◆ **DIRECTIVE**:
Echo the records starting with the line that contains "- arrow-right-icon: →: [446, 630, 462, 647]" and continuing through the line that contains "- list-item-text: Om bakre", keeping both of those lines and reproducing each one verbatim.

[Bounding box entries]
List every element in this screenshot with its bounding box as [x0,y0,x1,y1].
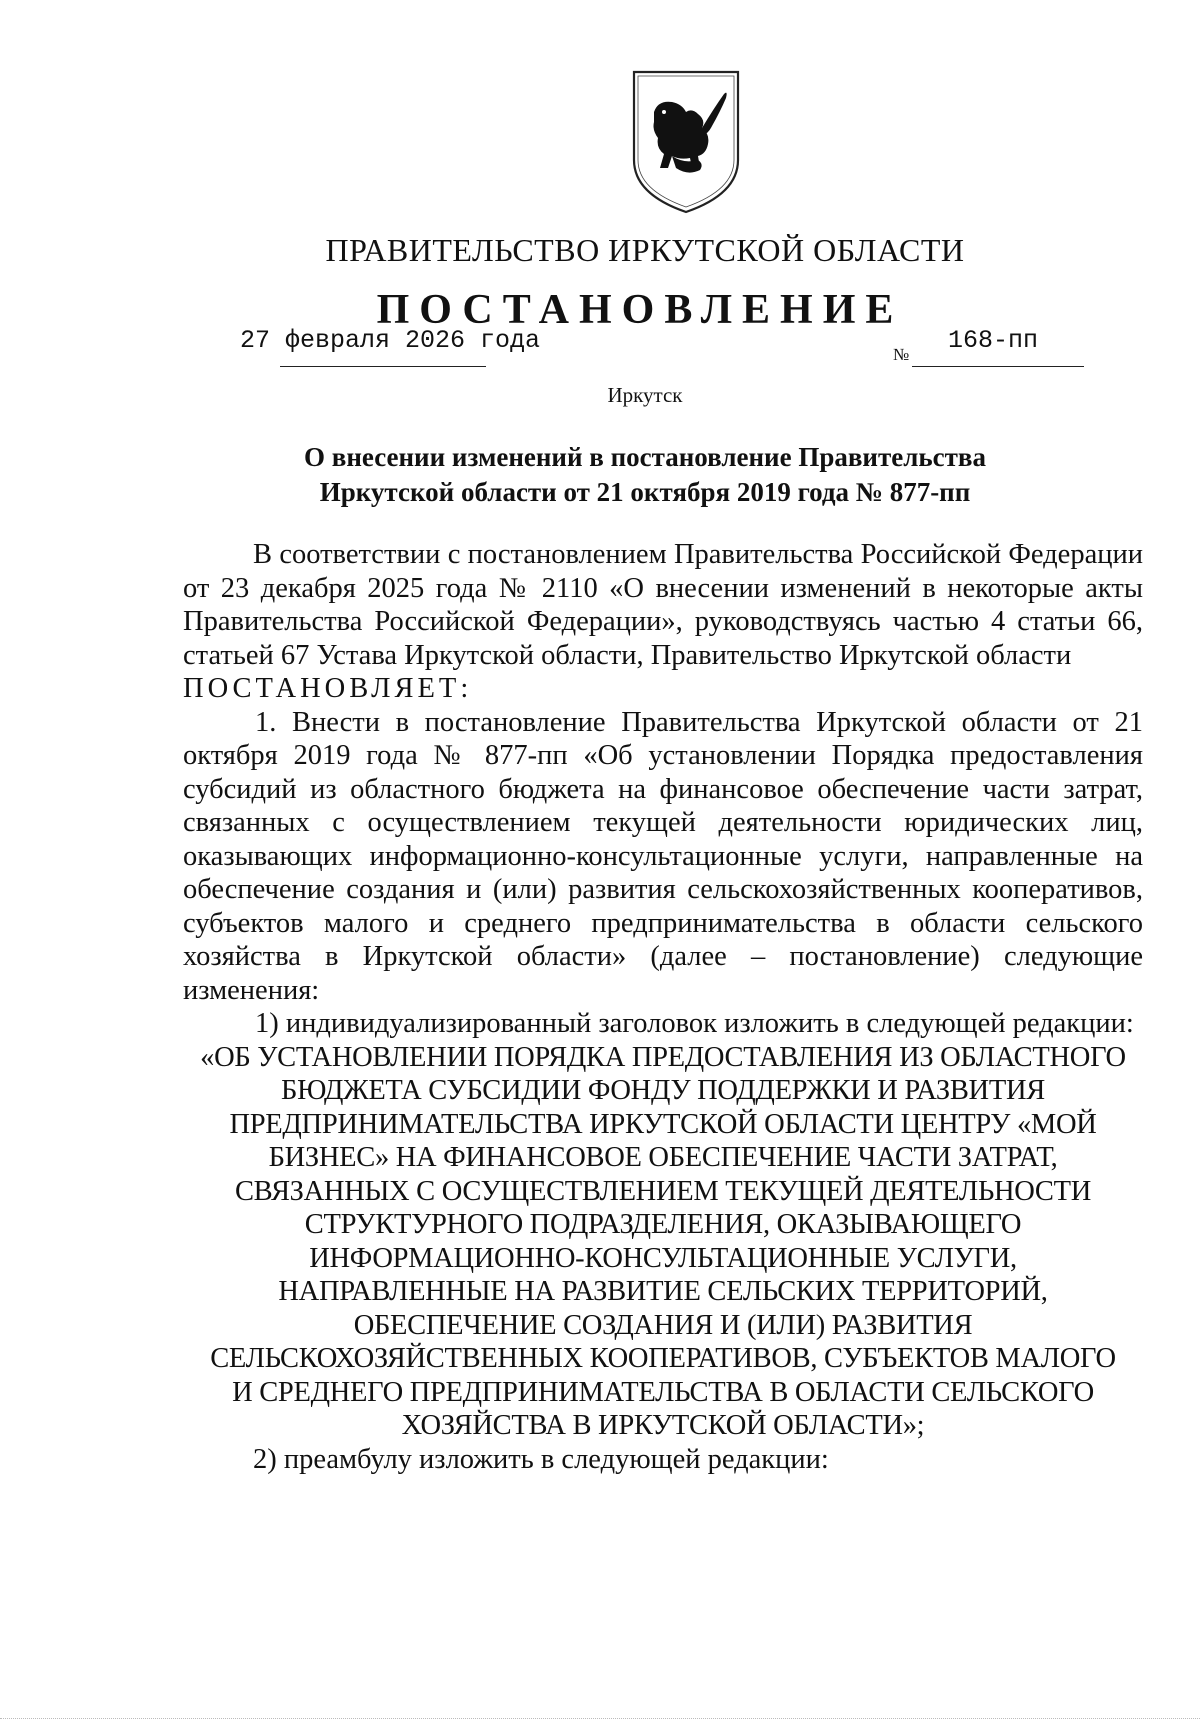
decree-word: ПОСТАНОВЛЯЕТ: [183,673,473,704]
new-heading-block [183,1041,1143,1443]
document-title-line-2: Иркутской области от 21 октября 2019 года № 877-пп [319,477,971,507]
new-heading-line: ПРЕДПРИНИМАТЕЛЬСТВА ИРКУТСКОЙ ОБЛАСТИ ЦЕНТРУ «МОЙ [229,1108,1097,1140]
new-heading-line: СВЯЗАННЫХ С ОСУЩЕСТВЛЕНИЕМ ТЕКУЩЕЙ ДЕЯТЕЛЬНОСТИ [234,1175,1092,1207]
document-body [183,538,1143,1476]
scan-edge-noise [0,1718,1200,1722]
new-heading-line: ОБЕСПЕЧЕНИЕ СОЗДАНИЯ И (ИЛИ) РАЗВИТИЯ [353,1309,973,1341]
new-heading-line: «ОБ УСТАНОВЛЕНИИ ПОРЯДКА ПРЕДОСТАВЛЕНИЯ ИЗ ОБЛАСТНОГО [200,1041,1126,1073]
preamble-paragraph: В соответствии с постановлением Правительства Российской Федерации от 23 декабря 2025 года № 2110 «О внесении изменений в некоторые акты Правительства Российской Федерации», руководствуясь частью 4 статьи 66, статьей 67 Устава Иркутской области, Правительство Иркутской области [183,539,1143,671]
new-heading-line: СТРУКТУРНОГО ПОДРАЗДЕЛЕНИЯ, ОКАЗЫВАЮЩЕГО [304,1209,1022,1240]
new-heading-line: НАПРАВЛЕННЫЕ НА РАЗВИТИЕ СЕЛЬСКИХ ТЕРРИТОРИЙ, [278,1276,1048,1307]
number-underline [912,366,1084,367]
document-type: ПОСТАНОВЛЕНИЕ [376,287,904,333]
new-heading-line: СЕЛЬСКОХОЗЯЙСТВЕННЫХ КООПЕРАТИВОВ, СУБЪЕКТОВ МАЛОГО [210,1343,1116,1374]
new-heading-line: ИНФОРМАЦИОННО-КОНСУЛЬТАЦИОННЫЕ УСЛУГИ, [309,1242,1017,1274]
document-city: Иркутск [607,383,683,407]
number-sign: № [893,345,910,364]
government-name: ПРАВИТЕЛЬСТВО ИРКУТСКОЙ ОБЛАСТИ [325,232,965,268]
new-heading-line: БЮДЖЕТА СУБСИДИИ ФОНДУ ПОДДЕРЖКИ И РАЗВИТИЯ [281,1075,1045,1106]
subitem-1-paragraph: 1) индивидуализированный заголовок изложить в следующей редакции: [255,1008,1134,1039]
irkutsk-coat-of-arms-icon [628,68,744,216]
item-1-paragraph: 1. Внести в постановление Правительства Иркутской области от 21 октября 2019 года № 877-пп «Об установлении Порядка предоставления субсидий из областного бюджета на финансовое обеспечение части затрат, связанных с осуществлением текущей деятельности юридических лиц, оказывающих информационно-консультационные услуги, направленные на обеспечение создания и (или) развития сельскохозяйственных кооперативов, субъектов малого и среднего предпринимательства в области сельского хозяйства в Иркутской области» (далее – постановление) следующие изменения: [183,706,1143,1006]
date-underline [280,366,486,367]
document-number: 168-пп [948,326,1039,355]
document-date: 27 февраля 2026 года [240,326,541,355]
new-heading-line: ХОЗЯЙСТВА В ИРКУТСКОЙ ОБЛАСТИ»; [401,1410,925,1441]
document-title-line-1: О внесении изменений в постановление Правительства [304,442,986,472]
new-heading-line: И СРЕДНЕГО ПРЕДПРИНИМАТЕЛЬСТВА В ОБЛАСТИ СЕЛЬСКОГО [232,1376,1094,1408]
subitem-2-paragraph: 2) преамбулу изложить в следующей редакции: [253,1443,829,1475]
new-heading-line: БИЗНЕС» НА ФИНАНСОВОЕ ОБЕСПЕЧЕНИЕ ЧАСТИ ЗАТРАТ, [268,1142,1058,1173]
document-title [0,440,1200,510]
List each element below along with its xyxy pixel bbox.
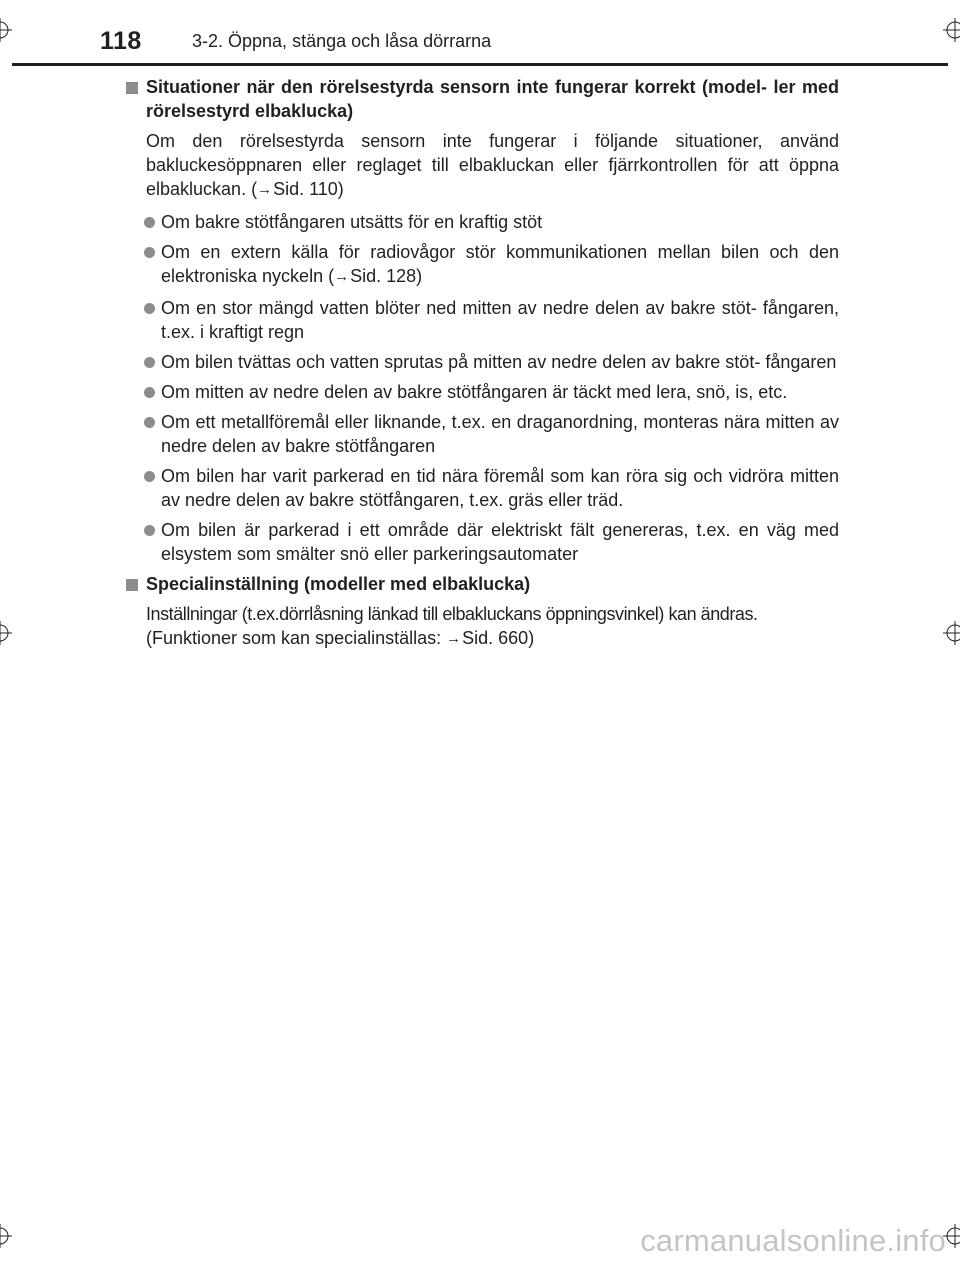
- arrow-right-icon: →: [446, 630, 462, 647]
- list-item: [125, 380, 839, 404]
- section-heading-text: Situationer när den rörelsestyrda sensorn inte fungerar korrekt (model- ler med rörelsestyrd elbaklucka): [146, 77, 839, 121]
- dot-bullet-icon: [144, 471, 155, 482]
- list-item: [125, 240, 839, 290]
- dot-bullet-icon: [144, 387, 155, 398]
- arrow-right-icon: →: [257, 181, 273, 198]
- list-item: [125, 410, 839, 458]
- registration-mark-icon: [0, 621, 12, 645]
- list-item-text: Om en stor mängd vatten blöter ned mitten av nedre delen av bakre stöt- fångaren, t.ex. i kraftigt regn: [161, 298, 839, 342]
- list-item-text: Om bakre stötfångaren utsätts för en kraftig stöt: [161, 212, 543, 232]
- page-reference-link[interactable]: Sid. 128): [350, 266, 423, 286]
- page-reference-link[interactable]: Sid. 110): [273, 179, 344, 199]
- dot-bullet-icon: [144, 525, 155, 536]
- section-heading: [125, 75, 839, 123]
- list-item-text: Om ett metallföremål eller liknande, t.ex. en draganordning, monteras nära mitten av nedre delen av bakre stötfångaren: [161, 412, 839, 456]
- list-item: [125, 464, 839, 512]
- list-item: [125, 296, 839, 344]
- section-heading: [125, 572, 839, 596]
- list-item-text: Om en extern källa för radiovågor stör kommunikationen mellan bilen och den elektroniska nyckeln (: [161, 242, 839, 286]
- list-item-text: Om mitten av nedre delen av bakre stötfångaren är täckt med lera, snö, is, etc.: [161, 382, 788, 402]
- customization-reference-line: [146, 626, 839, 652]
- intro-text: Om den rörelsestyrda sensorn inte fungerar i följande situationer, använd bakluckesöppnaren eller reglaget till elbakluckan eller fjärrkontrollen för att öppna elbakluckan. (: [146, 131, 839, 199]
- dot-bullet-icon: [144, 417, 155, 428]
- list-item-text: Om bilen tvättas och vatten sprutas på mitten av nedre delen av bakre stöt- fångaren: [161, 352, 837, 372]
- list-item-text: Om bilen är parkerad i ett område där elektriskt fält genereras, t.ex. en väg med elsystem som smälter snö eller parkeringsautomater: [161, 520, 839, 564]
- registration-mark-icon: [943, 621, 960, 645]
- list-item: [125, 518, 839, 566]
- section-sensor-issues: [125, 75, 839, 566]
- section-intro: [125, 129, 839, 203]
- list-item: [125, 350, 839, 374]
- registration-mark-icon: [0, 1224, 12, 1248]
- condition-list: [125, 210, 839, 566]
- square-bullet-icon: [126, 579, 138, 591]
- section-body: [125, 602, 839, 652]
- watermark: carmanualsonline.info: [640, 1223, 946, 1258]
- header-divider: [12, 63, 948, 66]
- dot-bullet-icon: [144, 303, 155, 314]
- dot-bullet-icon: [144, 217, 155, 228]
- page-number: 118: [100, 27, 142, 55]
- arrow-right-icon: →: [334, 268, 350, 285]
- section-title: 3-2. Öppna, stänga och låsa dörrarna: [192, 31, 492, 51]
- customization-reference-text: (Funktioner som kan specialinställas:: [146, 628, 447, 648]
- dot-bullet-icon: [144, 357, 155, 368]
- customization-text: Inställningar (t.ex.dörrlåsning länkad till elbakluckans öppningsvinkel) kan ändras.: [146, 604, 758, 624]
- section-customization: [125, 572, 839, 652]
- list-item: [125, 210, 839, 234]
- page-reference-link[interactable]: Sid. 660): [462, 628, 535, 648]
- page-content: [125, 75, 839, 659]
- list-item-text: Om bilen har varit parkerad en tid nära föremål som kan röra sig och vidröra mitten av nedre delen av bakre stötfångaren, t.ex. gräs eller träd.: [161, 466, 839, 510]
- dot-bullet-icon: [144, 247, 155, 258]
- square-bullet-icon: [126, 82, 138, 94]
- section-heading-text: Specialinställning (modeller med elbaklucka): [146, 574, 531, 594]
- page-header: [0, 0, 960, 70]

◆ **RESULT BELOW**:
- arrow-right-icon: →: [446, 630, 462, 647]
- list-item: [125, 380, 839, 404]
- section-heading-text: Situationer när den rörelsestyrda sensorn inte fungerar korrekt (model- ler med rörelsestyrd elbaklucka): [146, 77, 839, 121]
- dot-bullet-icon: [144, 471, 155, 482]
- list-item: [125, 240, 839, 290]
- dot-bullet-icon: [144, 387, 155, 398]
- arrow-right-icon: →: [257, 181, 273, 198]
- list-item: [125, 410, 839, 458]
- registration-mark-icon: [0, 621, 12, 645]
- list-item-text: Om en stor mängd vatten blöter ned mitten av nedre delen av bakre stöt- fångaren, t.ex. i kraftigt regn: [161, 298, 839, 342]
- list-item-text: Om bakre stötfångaren utsätts för en kraftig stöt: [161, 212, 543, 232]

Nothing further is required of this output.